Set problem: The records below need retyping in full; give them again exactly.

Records supplied:
-------------------------

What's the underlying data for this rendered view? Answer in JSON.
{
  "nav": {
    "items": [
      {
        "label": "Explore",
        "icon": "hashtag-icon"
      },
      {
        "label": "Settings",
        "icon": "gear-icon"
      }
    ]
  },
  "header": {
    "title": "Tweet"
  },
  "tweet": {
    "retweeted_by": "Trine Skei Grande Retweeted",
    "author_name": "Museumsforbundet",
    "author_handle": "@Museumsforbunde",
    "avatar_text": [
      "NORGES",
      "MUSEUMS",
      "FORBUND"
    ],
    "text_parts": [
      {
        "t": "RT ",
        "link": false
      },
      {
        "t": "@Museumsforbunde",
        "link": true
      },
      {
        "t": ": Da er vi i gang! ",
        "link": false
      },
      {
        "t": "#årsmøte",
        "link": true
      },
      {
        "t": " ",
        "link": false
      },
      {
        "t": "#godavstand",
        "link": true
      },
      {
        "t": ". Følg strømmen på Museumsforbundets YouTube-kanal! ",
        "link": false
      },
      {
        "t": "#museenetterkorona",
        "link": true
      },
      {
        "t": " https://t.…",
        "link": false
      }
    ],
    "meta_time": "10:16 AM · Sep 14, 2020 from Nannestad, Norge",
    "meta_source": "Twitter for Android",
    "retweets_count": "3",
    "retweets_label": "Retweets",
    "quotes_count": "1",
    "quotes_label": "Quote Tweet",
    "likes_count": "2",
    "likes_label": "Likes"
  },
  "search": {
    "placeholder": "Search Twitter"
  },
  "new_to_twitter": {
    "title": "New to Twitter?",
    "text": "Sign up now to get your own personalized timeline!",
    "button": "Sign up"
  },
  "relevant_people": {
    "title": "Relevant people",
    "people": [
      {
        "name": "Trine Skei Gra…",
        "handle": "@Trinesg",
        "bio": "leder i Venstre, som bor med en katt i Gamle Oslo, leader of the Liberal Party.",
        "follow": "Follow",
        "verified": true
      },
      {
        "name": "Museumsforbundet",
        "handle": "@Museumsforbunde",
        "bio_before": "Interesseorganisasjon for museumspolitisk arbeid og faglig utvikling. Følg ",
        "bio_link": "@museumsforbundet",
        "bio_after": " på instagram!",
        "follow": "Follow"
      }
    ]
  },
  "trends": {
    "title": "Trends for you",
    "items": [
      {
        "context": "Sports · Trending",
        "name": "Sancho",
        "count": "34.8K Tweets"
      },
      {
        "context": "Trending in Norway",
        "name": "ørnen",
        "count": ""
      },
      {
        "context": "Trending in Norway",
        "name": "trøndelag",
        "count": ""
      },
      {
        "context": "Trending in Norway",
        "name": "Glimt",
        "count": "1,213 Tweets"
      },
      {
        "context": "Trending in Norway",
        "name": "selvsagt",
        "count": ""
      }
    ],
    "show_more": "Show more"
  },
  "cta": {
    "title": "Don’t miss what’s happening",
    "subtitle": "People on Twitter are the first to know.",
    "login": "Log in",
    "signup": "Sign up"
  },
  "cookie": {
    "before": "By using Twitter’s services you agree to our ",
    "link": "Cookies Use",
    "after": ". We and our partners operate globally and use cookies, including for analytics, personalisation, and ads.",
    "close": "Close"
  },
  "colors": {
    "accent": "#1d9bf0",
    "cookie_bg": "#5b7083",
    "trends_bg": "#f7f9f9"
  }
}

-------------------------

Written reply:
What's the underlying data for this rendered view? Answer in JSON.
{
  "nav": {
    "items": [
      {
        "label": "Explore",
        "icon": "hashtag-icon"
      },
      {
        "label": "Settings",
        "icon": "gear-icon"
      }
    ]
  },
  "header": {
    "title": "Tweet"
  },
  "tweet": {
    "retweeted_by": "Trine Skei Grande Retweeted",
    "author_name": "Museumsforbundet",
    "author_handle": "@Museumsforbunde",
    "avatar_text": [
      "NORGES",
      "MUSEUMS",
      "FORBUND"
    ],
    "text_parts": [
      {
        "t": "RT ",
        "link": false
      },
      {
        "t": "@Museumsforbunde",
        "link": true
      },
      {
        "t": ": Da er vi i gang! ",
        "link": false
      },
      {
        "t": "#årsmøte",
        "link": true
      },
      {
        "t": " ",
        "link": false
      },
      {
        "t": "#godavstand",
        "link": true
      },
      {
        "t": ". Følg strømmen på Museumsforbundets YouTube-kanal! ",
        "link": false
      },
      {
        "t": "#museenetterkorona",
        "link": true
      },
      {
        "t": " https://t.…",
        "link": false
      }
    ],
    "meta_time": "10:16 AM · Sep 14, 2020 from Nannestad, Norge",
    "meta_source": "Twitter for Android",
    "retweets_count": "3",
    "retweets_label": "Retweets",
    "quotes_count": "1",
    "quotes_label": "Quote Tweet",
    "likes_count": "2",
    "likes_label": "Likes"
  },
  "search": {
    "placeholder": "Search Twitter"
  },
  "new_to_twitter": {
    "title": "New to Twitter?",
    "text": "Sign up now to get your own personalized timeline!",
    "button": "Sign up"
  },
  "relevant_people": {
    "title": "Relevant people",
    "people": [
      {
        "name": "Trine Skei Gra…",
        "handle": "@Trinesg",
        "bio": "leder i Venstre, som bor med en katt i Gamle Oslo, leader of the Liberal Party.",
        "follow": "Follow",
        "verified": true
      },
      {
        "name": "Museumsforbundet",
        "handle": "@Museumsforbunde",
        "bio_before": "Interesseorganisasjon for museumspolitisk arbeid og faglig utvikling. Følg ",
        "bio_link": "@museumsforbundet",
        "bio_after": " på instagram!",
        "follow": "Follow"
      }
    ]
  },
  "trends": {
    "title": "Trends for you",
    "items": [
      {
        "context": "Sports · Trending",
        "name": "Sancho",
        "count": "34.8K Tweets"
      },
      {
        "context": "Trending in Norway",
        "name": "ørnen",
        "count": ""
      },
      {
        "context": "Trending in Norway",
        "name": "trøndelag",
        "count": ""
      },
      {
        "context": "Trending in Norway",
        "name": "Glimt",
        "count": "1,213 Tweets"
      },
      {
        "context": "Trending in Norway",
        "name": "selvsagt",
        "count": ""
      }
    ],
    "show_more": "Show more"
  },
  "cta": {
    "title": "Don’t miss what’s happening",
    "subtitle": "People on Twitter are the first to know.",
    "login": "Log in",
    "signup": "Sign up"
  },
  "cookie": {
    "before": "By using Twitter’s services you agree to our ",
    "link": "Cookies Use",
    "after": ". We and our partners operate globally and use cookies, including for analytics, personalisation, and ads.",
    "close": "Close"
  },
  "colors": {
    "accent": "#1d9bf0",
    "cookie_bg": "#5b7083",
    "trends_bg": "#f7f9f9"
  }
}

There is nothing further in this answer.